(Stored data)

• • • • • • •

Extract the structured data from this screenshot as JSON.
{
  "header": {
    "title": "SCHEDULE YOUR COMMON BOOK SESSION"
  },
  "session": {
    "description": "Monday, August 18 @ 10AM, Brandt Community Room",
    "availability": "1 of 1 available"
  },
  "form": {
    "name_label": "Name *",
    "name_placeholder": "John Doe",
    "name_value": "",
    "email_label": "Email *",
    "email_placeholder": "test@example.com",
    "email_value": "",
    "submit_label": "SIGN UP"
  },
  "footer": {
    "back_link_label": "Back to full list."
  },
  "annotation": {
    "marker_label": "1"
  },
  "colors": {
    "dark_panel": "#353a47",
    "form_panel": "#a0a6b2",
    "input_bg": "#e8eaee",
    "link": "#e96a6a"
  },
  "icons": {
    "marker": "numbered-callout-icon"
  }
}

• • • • • • •

Task to complete:
Exactly reproduce every line found in the records.

Answer in full:
Extract the structured data from this screenshot as JSON.
{
  "header": {
    "title": "SCHEDULE YOUR COMMON BOOK SESSION"
  },
  "session": {
    "description": "Monday, August 18 @ 10AM, Brandt Community Room",
    "availability": "1 of 1 available"
  },
  "form": {
    "name_label": "Name *",
    "name_placeholder": "John Doe",
    "name_value": "",
    "email_label": "Email *",
    "email_placeholder": "test@example.com",
    "email_value": "",
    "submit_label": "SIGN UP"
  },
  "footer": {
    "back_link_label": "Back to full list."
  },
  "annotation": {
    "marker_label": "1"
  },
  "colors": {
    "dark_panel": "#353a47",
    "form_panel": "#a0a6b2",
    "input_bg": "#e8eaee",
    "link": "#e96a6a"
  },
  "icons": {
    "marker": "numbered-callout-icon"
  }
}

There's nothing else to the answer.